[RECORDS FOR THE EXERCISE]:
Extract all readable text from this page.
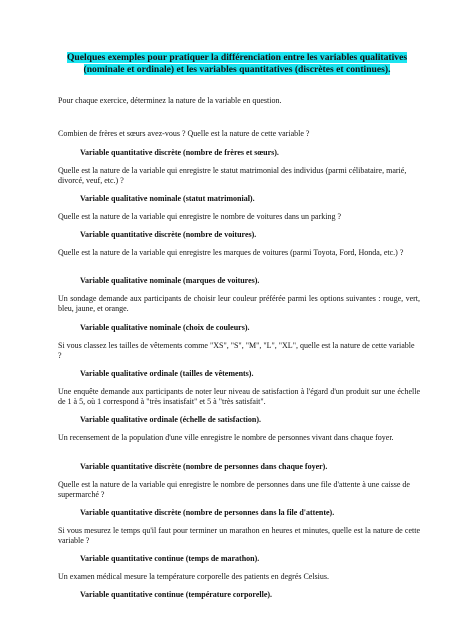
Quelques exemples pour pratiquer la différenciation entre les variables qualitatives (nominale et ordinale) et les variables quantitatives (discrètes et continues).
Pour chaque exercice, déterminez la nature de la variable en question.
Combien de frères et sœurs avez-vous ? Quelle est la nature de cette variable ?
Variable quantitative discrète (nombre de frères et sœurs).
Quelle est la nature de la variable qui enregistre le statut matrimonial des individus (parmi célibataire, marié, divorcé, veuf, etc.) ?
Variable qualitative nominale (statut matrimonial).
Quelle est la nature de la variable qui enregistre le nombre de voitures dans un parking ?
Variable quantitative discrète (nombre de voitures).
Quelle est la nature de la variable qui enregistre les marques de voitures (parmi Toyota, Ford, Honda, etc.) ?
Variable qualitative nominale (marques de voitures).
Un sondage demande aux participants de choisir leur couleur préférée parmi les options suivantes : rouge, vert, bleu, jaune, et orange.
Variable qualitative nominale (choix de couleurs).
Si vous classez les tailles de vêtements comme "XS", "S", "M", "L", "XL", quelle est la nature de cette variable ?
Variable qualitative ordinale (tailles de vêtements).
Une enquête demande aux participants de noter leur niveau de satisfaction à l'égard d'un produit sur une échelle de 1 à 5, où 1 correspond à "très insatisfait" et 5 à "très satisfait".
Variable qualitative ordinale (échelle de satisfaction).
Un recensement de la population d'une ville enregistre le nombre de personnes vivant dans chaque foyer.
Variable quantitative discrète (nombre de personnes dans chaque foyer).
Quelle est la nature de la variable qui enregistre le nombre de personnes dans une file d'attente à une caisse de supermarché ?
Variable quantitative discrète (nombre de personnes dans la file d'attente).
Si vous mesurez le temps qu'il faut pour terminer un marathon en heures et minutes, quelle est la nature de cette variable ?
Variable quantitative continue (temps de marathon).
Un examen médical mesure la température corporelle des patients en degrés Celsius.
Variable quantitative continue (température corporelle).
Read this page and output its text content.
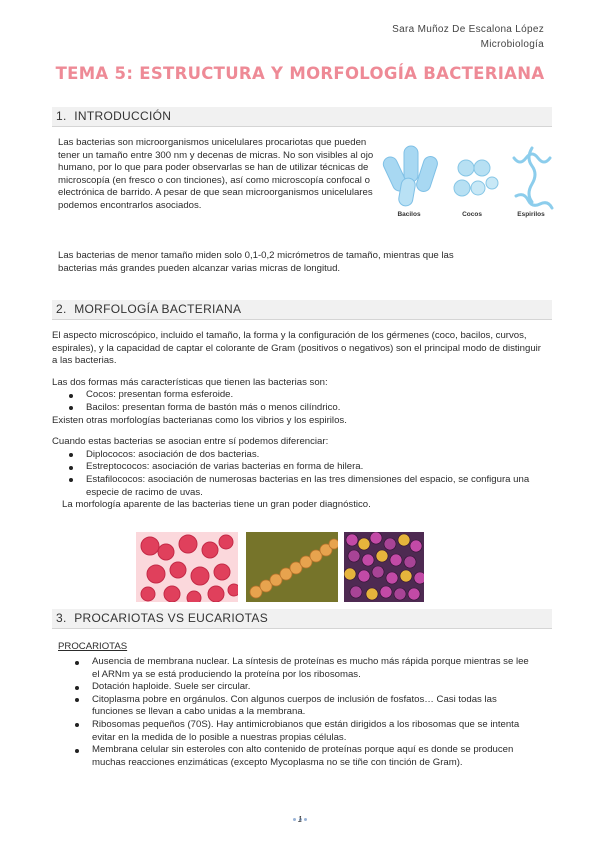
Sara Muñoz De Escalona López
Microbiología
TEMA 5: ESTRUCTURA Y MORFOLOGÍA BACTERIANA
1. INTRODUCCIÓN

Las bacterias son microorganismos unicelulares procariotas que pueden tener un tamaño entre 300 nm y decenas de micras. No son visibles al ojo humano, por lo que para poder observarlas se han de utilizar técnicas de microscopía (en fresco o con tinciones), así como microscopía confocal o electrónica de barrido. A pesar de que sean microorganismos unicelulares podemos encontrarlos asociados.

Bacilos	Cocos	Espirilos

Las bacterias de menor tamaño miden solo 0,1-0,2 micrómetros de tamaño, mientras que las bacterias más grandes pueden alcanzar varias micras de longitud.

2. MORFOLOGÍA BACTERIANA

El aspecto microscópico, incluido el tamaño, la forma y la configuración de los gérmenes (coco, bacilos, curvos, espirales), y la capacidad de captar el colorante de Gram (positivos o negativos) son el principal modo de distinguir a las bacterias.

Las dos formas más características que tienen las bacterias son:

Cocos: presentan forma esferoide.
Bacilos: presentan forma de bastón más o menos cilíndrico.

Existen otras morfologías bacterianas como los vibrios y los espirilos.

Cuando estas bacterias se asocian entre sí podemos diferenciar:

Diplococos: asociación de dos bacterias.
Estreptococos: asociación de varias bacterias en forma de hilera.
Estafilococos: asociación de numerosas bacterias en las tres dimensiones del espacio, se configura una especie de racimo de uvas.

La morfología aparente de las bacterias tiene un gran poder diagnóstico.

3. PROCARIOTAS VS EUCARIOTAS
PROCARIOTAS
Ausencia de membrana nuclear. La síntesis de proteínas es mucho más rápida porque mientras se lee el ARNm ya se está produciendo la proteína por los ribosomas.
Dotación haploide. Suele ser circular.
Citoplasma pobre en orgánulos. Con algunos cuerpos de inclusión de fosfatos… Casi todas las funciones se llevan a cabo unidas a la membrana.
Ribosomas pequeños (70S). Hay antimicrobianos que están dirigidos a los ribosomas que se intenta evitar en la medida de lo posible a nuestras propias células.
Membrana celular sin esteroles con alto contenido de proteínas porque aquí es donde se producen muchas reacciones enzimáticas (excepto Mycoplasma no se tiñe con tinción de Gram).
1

[TO DO]:
The expected result is the material restated word for word, minus any picture.

[RESPONSE]:
Extract all readable text from this page.
Quelques exemples pour pratiquer la différenciation entre les variables qualitatives (nominale et ordinale) et les variables quantitatives (discrètes et continues).
Pour chaque exercice, déterminez la nature de la variable en question.
Combien de frères et sœurs avez-vous ? Quelle est la nature de cette variable ?
Variable quantitative discrète (nombre de frères et sœurs).
Quelle est la nature de la variable qui enregistre le statut matrimonial des individus (parmi célibataire, marié, divorcé, veuf, etc.) ?
Variable qualitative nominale (statut matrimonial).
Quelle est la nature de la variable qui enregistre le nombre de voitures dans un parking ?
Variable quantitative discrète (nombre de voitures).
Quelle est la nature de la variable qui enregistre les marques de voitures (parmi Toyota, Ford, Honda, etc.) ?
Variable qualitative nominale (marques de voitures).
Un sondage demande aux participants de choisir leur couleur préférée parmi les options suivantes : rouge, vert, bleu, jaune, et orange.
Variable qualitative nominale (choix de couleurs).
Si vous classez les tailles de vêtements comme "XS", "S", "M", "L", "XL", quelle est la nature de cette variable ?
Variable qualitative ordinale (tailles de vêtements).
Une enquête demande aux participants de noter leur niveau de satisfaction à l'égard d'un produit sur une échelle de 1 à 5, où 1 correspond à "très insatisfait" et 5 à "très satisfait".
Variable qualitative ordinale (échelle de satisfaction).
Un recensement de la population d'une ville enregistre le nombre de personnes vivant dans chaque foyer.
Variable quantitative discrète (nombre de personnes dans chaque foyer).
Quelle est la nature de la variable qui enregistre le nombre de personnes dans une file d'attente à une caisse de supermarché ?
Variable quantitative discrète (nombre de personnes dans la file d'attente).
Si vous mesurez le temps qu'il faut pour terminer un marathon en heures et minutes, quelle est la nature de cette variable ?
Variable quantitative continue (temps de marathon).
Un examen médical mesure la température corporelle des patients en degrés Celsius.
Variable quantitative continue (température corporelle).
Read this page and output its text content.
Sara Muñoz De Escalona López
Microbiología
TEMA 5: ESTRUCTURA Y MORFOLOGÍA BACTERIANA
1. INTRODUCCIÓN

Las bacterias son microorganismos unicelulares procariotas que pueden tener un tamaño entre 300 nm y decenas de micras. No son visibles al ojo humano, por lo que para poder observarlas se han de utilizar técnicas de microscopía (en fresco o con tinciones), así como microscopía confocal o electrónica de barrido. A pesar de que sean microorganismos unicelulares podemos encontrarlos asociados.

Bacilos	Cocos	Espirilos

Las bacterias de menor tamaño miden solo 0,1-0,2 micrómetros de tamaño, mientras que las bacterias más grandes pueden alcanzar varias micras de longitud.

2. MORFOLOGÍA BACTERIANA

El aspecto microscópico, incluido el tamaño, la forma y la configuración de los gérmenes (coco, bacilos, curvos, espirales), y la capacidad de captar el colorante de Gram (positivos o negativos) son el principal modo de distinguir a las bacterias.

Las dos formas más características que tienen las bacterias son:

Cocos: presentan forma esferoide.
Bacilos: presentan forma de bastón más o menos cilíndrico.

Existen otras morfologías bacterianas como los vibrios y los espirilos.

Cuando estas bacterias se asocian entre sí podemos diferenciar:

Diplococos: asociación de dos bacterias.
Estreptococos: asociación de varias bacterias en forma de hilera.
Estafilococos: asociación de numerosas bacterias en las tres dimensiones del espacio, se configura una especie de racimo de uvas.

La morfología aparente de las bacterias tiene un gran poder diagnóstico.

3. PROCARIOTAS VS EUCARIOTAS
PROCARIOTAS
Ausencia de membrana nuclear. La síntesis de proteínas es mucho más rápida porque mientras se lee el ARNm ya se está produciendo la proteína por los ribosomas.
Dotación haploide. Suele ser circular.
Citoplasma pobre en orgánulos. Con algunos cuerpos de inclusión de fosfatos… Casi todas las funciones se llevan a cabo unidas a la membrana.
Ribosomas pequeños (70S). Hay antimicrobianos que están dirigidos a los ribosomas que se intenta evitar en la medida de lo posible a nuestras propias células.
Membrana celular sin esteroles con alto contenido de proteínas porque aquí es donde se producen muchas reacciones enzimáticas (excepto Mycoplasma no se tiñe con tinción de Gram).
1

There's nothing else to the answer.